REQUIREMENT:
Pull every line holding the string "ylabel" from the records below.

RECORDED DATA:
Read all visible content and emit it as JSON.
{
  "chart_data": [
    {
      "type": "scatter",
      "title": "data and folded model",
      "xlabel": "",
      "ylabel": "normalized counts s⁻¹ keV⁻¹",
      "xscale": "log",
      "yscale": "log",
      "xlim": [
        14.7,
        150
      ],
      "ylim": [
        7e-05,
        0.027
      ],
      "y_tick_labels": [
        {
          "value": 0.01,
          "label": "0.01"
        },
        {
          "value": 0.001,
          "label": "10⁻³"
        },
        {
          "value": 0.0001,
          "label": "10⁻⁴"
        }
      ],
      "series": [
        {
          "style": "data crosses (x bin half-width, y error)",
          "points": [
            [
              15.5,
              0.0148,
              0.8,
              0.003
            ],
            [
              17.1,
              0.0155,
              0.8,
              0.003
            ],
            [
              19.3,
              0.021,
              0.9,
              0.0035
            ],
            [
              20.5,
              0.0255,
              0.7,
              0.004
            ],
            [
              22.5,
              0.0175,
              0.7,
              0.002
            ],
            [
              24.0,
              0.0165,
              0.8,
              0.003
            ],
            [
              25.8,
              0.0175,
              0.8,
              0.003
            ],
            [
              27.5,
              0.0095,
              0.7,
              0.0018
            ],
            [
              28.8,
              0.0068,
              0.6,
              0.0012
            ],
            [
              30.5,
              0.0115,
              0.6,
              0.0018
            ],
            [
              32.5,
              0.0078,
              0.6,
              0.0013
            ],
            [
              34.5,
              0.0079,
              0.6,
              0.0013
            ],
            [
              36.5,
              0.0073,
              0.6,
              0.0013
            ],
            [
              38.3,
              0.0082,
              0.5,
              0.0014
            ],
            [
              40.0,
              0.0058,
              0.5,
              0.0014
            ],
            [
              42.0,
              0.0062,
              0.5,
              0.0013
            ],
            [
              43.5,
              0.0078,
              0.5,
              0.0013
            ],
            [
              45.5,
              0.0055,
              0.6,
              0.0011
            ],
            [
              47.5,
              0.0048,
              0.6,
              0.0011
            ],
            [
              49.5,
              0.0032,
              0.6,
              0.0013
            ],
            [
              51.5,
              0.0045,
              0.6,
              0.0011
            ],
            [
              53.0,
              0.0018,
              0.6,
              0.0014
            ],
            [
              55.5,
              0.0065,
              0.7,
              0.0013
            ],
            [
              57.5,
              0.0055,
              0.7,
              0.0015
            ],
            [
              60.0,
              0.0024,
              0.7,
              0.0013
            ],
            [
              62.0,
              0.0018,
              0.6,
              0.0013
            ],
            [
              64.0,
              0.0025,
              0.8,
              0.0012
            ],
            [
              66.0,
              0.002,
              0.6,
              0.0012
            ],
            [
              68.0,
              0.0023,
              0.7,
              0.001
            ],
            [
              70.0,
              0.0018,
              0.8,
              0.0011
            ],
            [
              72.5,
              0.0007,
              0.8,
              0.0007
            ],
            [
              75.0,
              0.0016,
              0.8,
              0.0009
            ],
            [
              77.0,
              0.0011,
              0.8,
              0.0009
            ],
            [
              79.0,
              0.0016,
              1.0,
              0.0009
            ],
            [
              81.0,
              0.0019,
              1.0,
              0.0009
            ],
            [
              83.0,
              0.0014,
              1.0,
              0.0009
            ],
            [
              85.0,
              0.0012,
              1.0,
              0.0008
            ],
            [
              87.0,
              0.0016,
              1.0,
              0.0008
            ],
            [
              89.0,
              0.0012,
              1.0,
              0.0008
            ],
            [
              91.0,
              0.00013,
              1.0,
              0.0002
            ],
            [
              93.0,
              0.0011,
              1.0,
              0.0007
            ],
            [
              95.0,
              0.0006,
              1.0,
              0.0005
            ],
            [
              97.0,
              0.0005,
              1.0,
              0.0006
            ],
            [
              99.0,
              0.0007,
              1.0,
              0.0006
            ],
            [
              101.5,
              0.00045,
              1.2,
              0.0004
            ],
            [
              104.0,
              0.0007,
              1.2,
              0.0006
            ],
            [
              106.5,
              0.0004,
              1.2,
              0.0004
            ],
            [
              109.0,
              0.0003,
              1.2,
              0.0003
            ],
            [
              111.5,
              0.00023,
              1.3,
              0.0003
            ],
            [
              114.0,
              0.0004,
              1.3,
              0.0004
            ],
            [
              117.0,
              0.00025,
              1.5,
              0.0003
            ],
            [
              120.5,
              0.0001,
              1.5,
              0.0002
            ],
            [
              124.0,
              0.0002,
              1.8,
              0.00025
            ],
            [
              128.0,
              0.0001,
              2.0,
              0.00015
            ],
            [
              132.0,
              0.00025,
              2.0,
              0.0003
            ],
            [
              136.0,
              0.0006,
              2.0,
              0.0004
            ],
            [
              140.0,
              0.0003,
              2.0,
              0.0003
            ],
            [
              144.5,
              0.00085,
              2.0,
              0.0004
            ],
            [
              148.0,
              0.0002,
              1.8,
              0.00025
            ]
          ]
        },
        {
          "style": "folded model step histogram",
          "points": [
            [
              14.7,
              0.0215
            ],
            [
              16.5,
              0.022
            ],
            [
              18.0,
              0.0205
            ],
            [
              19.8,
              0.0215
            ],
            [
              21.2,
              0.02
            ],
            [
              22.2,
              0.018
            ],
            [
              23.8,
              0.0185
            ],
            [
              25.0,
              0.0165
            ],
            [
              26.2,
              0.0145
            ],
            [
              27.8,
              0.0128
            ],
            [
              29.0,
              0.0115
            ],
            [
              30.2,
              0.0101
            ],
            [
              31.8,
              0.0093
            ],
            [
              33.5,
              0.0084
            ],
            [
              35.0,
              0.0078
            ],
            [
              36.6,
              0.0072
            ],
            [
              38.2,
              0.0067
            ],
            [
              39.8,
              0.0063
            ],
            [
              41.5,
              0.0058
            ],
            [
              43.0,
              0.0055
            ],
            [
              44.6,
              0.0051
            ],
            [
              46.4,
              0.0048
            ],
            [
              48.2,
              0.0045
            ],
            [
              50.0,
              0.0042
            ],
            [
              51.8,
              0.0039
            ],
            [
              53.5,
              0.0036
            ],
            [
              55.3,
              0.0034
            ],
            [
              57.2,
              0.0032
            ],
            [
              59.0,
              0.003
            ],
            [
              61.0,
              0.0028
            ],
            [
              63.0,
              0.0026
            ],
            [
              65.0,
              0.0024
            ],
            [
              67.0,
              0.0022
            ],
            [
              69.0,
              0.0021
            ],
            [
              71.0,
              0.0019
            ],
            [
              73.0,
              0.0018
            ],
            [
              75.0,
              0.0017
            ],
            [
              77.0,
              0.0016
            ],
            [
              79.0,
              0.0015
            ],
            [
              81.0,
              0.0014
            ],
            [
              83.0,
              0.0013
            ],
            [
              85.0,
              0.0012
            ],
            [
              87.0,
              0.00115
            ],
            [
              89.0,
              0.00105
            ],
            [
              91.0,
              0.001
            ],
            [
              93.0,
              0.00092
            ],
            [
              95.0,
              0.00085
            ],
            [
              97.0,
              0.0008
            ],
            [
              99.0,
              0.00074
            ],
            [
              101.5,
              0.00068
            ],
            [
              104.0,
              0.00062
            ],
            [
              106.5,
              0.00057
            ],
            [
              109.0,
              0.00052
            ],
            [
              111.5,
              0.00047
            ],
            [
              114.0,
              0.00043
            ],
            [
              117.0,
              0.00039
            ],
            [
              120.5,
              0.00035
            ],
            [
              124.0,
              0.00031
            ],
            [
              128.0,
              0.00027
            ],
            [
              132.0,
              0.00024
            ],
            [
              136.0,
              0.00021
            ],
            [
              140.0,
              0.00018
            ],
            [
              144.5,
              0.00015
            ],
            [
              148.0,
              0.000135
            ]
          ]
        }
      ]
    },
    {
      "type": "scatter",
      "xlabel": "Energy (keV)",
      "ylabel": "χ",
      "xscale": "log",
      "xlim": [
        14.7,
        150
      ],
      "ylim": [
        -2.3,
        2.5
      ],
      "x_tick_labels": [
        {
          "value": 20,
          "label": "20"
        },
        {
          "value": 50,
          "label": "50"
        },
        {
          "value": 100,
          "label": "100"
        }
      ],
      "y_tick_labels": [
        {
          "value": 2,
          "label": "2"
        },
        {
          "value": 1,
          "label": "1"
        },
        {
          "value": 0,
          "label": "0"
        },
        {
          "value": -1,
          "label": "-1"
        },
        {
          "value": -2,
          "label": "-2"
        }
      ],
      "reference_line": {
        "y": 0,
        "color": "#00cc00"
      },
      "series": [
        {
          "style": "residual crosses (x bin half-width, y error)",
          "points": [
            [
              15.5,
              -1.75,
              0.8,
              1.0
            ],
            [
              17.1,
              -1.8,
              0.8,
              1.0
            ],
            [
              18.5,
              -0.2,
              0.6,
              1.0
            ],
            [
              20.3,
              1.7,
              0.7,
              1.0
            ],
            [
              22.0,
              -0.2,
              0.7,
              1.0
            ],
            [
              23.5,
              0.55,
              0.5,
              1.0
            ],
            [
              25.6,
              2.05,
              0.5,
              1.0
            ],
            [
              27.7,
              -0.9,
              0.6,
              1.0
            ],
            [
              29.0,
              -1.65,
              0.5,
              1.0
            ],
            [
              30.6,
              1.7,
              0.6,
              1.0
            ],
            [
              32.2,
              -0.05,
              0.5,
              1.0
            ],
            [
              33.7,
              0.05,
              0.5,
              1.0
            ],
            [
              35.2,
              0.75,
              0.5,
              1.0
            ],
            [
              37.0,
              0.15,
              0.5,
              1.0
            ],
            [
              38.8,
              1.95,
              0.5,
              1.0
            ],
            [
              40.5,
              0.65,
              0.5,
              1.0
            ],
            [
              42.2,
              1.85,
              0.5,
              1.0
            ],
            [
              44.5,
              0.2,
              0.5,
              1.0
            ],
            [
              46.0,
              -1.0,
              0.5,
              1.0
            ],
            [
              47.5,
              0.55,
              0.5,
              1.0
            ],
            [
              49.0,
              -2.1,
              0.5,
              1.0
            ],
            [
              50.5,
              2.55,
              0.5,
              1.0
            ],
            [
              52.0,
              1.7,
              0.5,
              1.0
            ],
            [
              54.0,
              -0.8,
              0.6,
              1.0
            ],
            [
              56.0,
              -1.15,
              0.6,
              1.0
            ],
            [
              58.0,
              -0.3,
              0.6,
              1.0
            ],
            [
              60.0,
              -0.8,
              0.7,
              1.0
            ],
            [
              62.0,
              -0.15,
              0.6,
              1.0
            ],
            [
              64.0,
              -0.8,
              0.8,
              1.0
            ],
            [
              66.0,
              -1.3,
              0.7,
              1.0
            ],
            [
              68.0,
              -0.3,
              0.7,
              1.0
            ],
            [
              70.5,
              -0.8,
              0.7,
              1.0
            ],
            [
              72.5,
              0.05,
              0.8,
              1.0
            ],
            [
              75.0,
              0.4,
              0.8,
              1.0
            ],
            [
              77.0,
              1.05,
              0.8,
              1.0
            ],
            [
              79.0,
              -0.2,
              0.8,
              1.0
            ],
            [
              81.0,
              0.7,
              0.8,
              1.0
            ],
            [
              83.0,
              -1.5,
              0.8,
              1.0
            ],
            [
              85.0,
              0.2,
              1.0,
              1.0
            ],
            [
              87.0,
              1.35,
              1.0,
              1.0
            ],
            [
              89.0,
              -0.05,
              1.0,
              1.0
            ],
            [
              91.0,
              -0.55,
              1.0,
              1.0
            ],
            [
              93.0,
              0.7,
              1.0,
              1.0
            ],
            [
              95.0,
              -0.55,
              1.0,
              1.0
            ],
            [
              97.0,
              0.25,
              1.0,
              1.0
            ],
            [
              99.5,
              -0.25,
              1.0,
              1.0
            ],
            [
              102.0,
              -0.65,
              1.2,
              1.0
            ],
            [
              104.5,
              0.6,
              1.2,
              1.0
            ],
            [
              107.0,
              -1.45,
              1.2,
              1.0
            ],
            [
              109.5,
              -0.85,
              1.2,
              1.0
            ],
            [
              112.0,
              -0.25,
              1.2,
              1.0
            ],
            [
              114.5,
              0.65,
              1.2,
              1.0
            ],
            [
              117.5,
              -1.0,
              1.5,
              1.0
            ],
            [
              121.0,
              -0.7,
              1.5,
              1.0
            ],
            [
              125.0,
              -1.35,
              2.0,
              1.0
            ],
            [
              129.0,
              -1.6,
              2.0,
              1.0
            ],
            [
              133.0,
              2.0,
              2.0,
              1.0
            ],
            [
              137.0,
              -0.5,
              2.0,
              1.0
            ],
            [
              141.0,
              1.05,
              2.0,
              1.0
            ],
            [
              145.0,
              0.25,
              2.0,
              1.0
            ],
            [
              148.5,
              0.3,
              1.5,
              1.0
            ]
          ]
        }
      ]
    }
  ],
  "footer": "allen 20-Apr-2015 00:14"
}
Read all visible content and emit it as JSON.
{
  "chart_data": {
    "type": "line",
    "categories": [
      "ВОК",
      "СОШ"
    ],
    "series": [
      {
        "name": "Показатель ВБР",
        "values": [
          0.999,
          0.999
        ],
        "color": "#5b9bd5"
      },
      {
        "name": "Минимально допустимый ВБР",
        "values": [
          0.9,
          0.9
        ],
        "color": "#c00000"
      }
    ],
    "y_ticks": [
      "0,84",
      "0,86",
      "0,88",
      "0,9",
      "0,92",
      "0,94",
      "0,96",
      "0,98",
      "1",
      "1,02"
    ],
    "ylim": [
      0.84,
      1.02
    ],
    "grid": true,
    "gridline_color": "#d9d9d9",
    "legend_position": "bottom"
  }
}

RESULT FOR THIS EXERCISE:
      "ylabel": "normalized counts s⁻¹ keV⁻¹",
      "ylabel": "χ",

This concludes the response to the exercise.